'''

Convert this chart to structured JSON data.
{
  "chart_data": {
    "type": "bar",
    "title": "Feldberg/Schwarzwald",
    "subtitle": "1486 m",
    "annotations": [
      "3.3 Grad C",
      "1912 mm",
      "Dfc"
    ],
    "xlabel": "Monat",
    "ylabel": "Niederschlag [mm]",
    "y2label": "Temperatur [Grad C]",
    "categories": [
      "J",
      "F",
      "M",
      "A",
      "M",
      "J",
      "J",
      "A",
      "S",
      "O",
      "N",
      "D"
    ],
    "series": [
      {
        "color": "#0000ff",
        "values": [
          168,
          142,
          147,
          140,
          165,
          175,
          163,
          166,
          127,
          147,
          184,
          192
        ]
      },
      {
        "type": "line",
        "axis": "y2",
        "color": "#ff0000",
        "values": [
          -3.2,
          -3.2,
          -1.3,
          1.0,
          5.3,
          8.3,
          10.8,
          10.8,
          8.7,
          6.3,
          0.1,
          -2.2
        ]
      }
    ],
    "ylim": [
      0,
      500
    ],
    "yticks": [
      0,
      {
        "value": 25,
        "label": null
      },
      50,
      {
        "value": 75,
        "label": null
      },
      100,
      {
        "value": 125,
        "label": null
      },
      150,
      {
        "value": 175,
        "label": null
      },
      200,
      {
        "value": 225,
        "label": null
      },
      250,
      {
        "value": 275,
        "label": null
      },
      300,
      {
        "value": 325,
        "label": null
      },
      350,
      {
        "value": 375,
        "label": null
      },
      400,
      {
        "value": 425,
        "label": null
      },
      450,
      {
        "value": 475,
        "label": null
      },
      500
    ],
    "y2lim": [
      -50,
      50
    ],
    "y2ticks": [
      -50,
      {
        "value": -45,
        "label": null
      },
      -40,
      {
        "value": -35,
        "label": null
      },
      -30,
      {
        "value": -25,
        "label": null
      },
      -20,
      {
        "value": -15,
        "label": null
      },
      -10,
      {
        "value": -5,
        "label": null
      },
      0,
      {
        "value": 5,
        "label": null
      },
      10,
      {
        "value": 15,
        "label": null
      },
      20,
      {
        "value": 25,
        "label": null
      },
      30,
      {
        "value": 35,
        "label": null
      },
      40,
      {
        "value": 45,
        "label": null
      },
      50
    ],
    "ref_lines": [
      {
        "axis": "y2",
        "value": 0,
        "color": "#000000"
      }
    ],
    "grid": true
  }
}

'''

Produce a verbatim transcription of the entries above.

Convert this chart to structured JSON data.
{
  "chart_data": {
    "type": "bar",
    "title": "Feldberg/Schwarzwald",
    "subtitle": "1486 m",
    "annotations": [
      "3.3 Grad C",
      "1912 mm",
      "Dfc"
    ],
    "xlabel": "Monat",
    "ylabel": "Niederschlag [mm]",
    "y2label": "Temperatur [Grad C]",
    "categories": [
      "J",
      "F",
      "M",
      "A",
      "M",
      "J",
      "J",
      "A",
      "S",
      "O",
      "N",
      "D"
    ],
    "series": [
      {
        "color": "#0000ff",
        "values": [
          168,
          142,
          147,
          140,
          165,
          175,
          163,
          166,
          127,
          147,
          184,
          192
        ]
      },
      {
        "type": "line",
        "axis": "y2",
        "color": "#ff0000",
        "values": [
          -3.2,
          -3.2,
          -1.3,
          1.0,
          5.3,
          8.3,
          10.8,
          10.8,
          8.7,
          6.3,
          0.1,
          -2.2
        ]
      }
    ],
    "ylim": [
      0,
      500
    ],
    "yticks": [
      0,
      {
        "value": 25,
        "label": null
      },
      50,
      {
        "value": 75,
        "label": null
      },
      100,
      {
        "value": 125,
        "label": null
      },
      150,
      {
        "value": 175,
        "label": null
      },
      200,
      {
        "value": 225,
        "label": null
      },
      250,
      {
        "value": 275,
        "label": null
      },
      300,
      {
        "value": 325,
        "label": null
      },
      350,
      {
        "value": 375,
        "label": null
      },
      400,
      {
        "value": 425,
        "label": null
      },
      450,
      {
        "value": 475,
        "label": null
      },
      500
    ],
    "y2lim": [
      -50,
      50
    ],
    "y2ticks": [
      -50,
      {
        "value": -45,
        "label": null
      },
      -40,
      {
        "value": -35,
        "label": null
      },
      -30,
      {
        "value": -25,
        "label": null
      },
      -20,
      {
        "value": -15,
        "label": null
      },
      -10,
      {
        "value": -5,
        "label": null
      },
      0,
      {
        "value": 5,
        "label": null
      },
      10,
      {
        "value": 15,
        "label": null
      },
      20,
      {
        "value": 25,
        "label": null
      },
      30,
      {
        "value": 35,
        "label": null
      },
      40,
      {
        "value": 45,
        "label": null
      },
      50
    ],
    "ref_lines": [
      {
        "axis": "y2",
        "value": 0,
        "color": "#000000"
      }
    ],
    "grid": true
  }
}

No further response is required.